Task requirements. Where a line of the listing below includes the word "What", reproduce that line.

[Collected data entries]
------
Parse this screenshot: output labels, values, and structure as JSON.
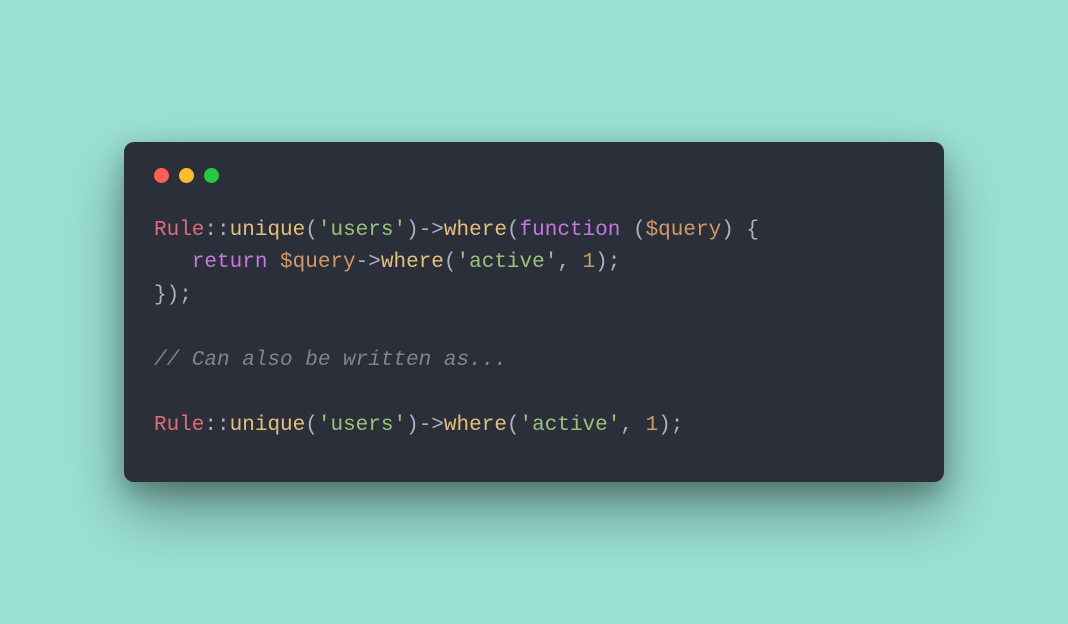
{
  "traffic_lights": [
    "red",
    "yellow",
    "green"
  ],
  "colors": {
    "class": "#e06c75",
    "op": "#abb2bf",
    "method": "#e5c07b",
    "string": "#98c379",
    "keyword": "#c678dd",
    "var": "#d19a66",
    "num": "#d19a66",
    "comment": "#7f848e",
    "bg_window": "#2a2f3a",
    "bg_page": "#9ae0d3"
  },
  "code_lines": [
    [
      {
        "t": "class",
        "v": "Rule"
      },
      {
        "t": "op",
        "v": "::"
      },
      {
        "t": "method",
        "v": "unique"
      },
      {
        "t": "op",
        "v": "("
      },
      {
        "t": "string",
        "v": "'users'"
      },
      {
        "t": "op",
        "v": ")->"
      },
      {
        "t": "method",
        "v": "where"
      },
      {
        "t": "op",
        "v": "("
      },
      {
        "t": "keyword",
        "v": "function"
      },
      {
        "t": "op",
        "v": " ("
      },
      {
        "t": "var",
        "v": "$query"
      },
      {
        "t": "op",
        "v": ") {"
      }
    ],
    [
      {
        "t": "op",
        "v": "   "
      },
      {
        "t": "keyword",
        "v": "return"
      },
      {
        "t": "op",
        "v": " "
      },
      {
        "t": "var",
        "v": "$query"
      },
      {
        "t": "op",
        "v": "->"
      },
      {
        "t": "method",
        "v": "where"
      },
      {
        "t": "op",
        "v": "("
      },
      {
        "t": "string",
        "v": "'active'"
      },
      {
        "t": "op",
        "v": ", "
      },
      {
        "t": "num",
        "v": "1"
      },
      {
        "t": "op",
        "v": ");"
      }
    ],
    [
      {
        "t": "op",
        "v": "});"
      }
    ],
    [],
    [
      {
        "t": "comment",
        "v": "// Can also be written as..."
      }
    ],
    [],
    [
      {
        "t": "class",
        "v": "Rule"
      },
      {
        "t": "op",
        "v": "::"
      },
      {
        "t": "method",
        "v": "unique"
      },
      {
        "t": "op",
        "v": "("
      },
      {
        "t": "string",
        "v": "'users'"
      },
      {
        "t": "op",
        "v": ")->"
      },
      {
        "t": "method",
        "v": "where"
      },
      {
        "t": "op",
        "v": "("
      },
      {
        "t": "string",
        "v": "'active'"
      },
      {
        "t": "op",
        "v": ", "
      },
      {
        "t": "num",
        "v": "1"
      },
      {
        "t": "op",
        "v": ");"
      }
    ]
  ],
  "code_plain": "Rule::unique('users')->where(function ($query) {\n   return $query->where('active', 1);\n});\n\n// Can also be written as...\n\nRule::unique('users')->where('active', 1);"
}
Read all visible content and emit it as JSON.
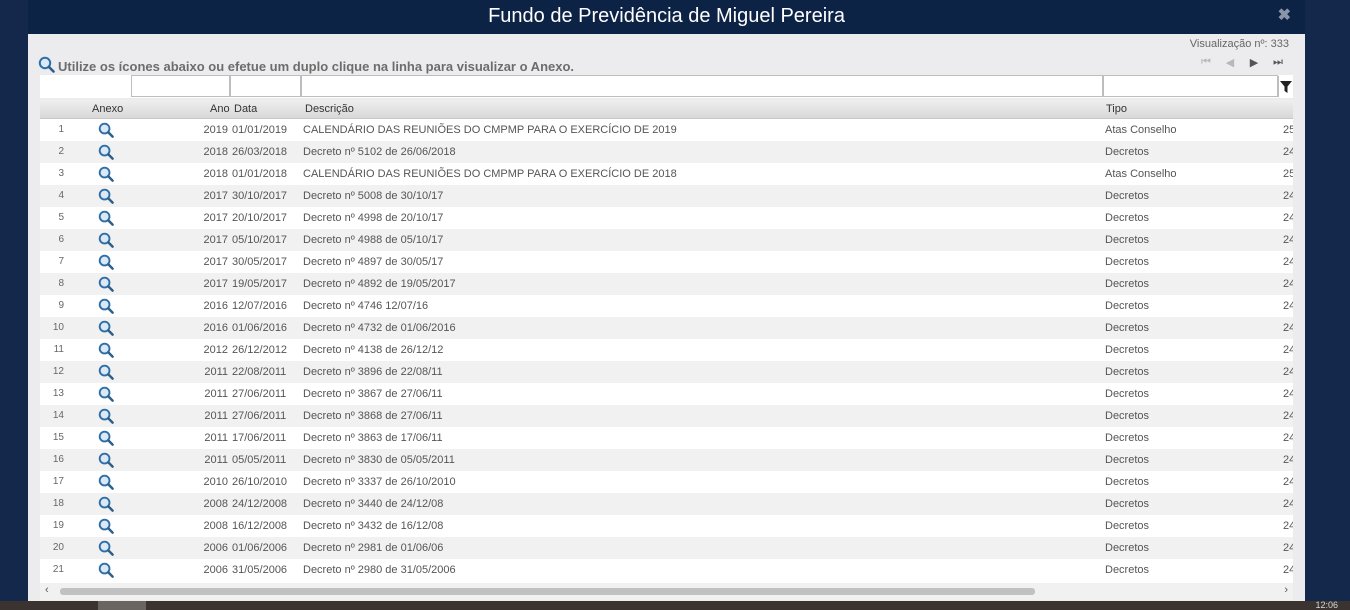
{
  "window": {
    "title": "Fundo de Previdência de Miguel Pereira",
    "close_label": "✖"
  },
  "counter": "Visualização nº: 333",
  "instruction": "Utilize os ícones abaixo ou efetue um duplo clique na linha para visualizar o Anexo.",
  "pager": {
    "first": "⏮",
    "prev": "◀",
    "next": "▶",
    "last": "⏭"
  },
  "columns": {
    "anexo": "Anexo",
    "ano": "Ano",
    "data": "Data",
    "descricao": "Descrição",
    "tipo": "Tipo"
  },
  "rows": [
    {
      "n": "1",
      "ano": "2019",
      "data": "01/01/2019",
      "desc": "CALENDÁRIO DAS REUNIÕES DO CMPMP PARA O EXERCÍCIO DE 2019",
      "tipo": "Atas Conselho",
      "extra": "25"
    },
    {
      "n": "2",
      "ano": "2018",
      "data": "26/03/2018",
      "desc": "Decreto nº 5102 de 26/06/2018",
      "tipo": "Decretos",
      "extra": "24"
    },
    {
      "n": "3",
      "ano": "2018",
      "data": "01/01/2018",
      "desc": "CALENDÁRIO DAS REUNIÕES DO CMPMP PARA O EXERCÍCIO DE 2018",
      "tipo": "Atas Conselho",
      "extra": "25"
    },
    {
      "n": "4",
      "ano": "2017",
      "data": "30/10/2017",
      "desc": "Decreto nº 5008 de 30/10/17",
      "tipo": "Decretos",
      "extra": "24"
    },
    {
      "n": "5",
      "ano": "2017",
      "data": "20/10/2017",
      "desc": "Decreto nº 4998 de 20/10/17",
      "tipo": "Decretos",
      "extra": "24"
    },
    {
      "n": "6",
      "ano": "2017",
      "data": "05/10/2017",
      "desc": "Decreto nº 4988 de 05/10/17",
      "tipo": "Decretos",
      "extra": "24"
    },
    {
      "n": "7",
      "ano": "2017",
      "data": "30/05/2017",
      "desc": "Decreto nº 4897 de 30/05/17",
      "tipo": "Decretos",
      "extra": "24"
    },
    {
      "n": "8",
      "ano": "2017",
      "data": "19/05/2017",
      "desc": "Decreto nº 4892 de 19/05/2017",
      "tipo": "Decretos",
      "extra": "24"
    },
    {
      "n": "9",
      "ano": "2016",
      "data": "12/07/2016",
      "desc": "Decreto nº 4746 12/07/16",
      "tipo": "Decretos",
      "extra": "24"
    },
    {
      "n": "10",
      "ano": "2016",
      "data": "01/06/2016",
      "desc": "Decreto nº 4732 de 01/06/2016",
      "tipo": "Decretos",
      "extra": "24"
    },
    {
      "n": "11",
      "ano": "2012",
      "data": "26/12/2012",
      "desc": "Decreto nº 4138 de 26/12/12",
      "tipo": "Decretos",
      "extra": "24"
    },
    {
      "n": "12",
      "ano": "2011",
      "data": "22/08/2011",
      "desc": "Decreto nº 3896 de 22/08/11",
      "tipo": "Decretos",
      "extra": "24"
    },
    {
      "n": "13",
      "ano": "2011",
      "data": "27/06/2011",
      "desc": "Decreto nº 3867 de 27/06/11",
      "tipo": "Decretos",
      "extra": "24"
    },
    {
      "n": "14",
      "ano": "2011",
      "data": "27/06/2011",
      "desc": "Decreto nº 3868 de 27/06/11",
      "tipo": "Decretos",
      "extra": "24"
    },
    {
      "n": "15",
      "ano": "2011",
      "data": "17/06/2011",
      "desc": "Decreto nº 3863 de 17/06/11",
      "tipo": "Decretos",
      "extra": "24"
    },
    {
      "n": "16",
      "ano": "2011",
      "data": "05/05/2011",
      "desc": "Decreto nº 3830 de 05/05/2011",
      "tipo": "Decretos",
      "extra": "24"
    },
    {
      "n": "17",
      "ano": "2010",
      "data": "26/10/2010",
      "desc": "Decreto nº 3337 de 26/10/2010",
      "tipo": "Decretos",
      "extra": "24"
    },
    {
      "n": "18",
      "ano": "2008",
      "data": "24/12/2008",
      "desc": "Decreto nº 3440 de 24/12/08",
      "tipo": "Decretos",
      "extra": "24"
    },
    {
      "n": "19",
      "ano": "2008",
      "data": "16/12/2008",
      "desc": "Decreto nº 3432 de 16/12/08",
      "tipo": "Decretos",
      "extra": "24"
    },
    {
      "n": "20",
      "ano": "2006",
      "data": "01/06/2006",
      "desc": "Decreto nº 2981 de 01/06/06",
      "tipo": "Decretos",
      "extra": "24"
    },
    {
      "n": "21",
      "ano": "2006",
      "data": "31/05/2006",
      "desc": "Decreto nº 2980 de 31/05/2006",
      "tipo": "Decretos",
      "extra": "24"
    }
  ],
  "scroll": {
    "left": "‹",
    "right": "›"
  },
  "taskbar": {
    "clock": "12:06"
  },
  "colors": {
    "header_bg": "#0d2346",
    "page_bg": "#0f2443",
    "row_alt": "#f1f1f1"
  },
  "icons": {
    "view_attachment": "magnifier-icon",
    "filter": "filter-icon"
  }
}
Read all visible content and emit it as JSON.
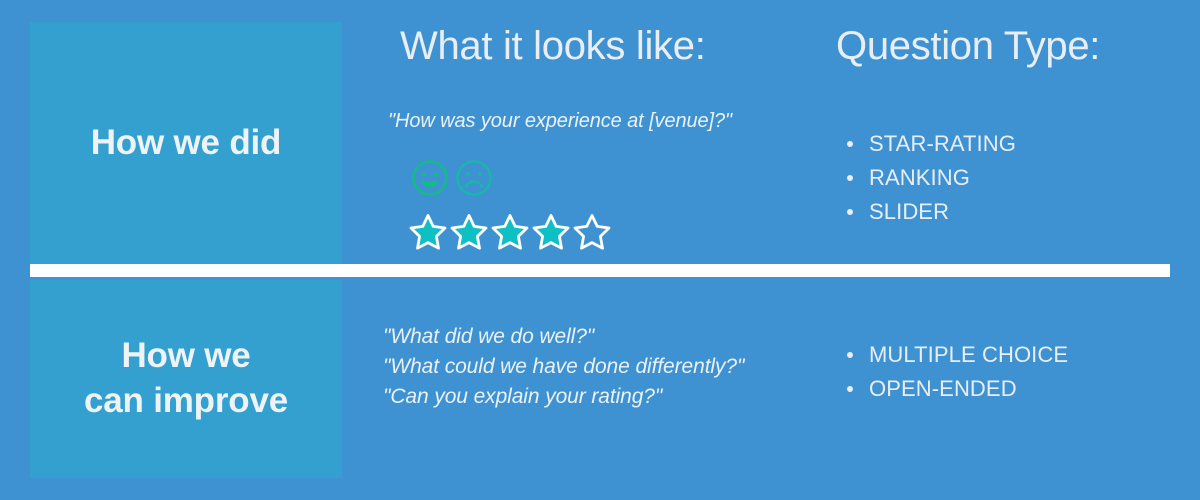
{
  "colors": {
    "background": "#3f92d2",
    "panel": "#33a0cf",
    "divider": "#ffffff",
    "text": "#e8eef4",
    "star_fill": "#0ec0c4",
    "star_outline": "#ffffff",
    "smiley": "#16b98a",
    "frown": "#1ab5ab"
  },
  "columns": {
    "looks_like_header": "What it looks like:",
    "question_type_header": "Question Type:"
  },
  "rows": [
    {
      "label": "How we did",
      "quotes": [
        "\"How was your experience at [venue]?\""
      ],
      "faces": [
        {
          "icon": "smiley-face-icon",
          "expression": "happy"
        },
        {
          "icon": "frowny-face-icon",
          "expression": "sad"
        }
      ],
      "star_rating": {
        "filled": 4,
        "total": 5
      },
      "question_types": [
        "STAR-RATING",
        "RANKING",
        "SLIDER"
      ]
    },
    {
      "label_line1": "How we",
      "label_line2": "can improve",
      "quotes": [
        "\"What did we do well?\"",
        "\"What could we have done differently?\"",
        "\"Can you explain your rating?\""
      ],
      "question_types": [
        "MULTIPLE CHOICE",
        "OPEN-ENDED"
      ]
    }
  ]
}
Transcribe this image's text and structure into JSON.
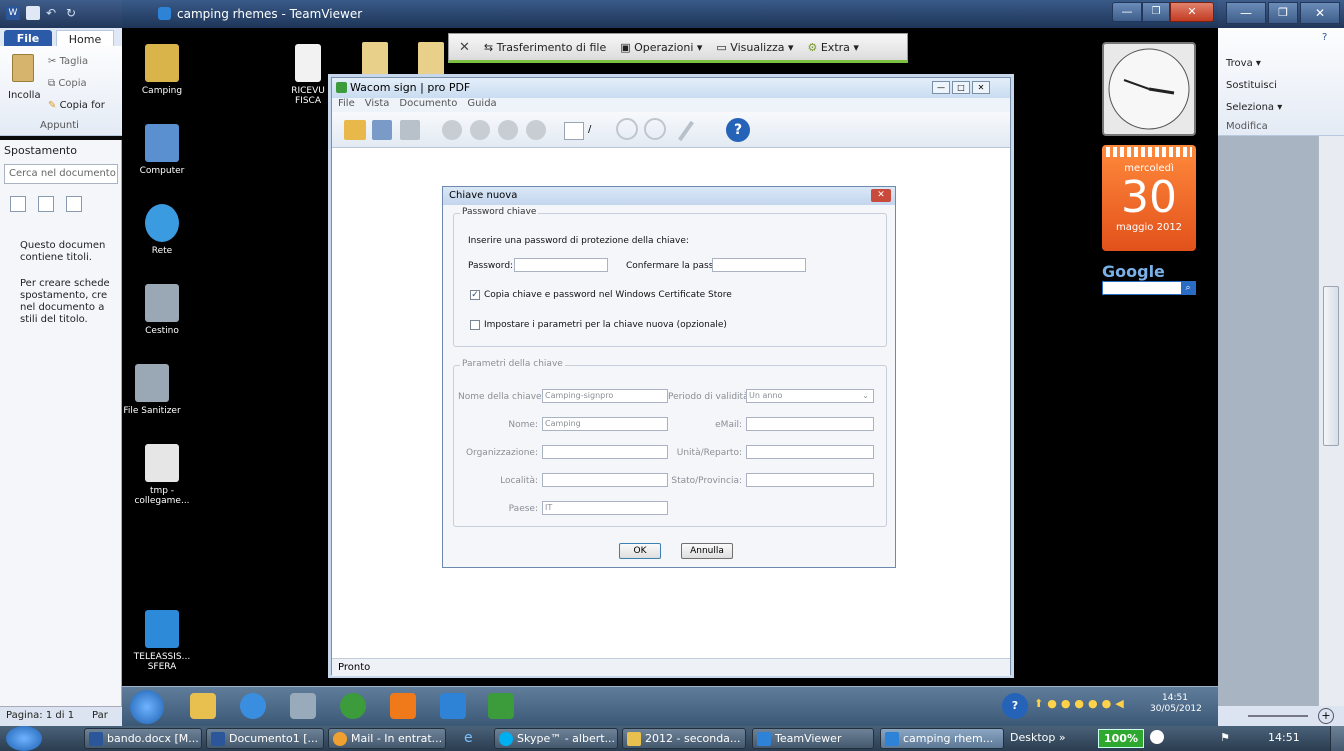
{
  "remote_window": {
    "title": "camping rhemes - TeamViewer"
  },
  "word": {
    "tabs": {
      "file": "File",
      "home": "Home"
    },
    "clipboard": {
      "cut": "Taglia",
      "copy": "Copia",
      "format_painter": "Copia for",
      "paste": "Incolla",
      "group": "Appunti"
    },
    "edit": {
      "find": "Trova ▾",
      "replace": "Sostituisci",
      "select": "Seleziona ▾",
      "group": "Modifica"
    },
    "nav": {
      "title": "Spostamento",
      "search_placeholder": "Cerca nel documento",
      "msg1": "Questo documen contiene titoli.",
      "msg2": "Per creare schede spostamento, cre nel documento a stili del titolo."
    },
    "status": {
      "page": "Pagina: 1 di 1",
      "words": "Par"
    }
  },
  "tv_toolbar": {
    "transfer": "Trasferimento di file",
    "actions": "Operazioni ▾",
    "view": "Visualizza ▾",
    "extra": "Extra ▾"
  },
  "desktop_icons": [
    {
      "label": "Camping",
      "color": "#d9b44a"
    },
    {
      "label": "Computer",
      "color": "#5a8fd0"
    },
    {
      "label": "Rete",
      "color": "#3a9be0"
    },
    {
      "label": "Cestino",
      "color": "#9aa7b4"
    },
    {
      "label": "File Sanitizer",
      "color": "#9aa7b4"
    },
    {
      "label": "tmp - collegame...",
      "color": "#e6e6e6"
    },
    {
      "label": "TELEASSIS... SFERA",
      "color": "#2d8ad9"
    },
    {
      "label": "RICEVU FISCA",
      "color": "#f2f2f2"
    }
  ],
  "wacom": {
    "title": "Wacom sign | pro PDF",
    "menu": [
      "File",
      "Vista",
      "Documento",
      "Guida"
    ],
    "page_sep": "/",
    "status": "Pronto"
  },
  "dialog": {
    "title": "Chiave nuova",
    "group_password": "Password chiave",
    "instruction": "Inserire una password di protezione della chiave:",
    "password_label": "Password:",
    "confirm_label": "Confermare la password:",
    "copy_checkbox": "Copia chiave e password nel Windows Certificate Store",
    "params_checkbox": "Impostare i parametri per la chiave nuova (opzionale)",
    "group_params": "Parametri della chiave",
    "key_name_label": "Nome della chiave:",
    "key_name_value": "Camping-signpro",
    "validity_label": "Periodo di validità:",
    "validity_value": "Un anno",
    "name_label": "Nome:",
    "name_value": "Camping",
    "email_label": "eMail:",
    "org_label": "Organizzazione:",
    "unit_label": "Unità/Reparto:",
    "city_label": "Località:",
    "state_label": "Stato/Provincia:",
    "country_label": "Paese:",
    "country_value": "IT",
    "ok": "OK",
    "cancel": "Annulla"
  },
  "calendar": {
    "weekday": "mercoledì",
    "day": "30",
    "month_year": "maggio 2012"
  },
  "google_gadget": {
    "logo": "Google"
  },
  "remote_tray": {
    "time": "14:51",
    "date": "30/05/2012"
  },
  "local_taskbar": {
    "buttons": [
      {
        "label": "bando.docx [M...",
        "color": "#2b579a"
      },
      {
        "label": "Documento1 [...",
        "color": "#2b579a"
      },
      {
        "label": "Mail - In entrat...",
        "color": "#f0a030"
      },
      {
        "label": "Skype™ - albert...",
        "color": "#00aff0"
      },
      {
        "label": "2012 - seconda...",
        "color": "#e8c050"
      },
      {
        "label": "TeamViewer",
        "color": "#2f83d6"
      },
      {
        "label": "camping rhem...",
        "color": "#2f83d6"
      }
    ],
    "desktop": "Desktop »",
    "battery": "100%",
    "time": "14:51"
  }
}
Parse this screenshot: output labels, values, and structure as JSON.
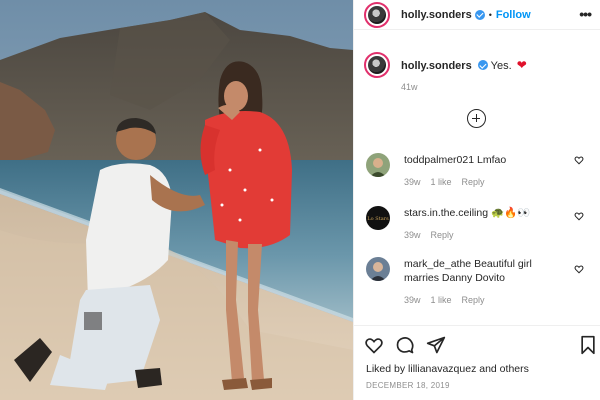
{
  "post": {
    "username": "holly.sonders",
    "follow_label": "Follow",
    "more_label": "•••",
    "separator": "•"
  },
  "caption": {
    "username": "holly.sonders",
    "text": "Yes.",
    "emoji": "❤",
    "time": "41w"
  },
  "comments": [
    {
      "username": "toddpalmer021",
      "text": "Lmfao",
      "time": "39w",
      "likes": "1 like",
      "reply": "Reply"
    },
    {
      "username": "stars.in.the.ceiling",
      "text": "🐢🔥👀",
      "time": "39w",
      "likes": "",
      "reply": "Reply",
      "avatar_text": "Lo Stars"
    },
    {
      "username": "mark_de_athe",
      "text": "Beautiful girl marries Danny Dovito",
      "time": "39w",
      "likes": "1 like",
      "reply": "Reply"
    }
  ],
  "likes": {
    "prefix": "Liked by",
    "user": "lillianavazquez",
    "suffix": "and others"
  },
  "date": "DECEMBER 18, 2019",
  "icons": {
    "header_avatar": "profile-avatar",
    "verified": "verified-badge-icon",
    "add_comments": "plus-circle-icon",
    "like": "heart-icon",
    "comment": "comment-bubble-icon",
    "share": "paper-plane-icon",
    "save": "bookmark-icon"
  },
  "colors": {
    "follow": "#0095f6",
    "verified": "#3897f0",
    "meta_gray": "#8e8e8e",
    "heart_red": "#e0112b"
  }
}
------
Completed task.
    "looks_like_header": "What it looks like:",
        "\"What did we do well?\"",
        "\"What could we have done differently?\"",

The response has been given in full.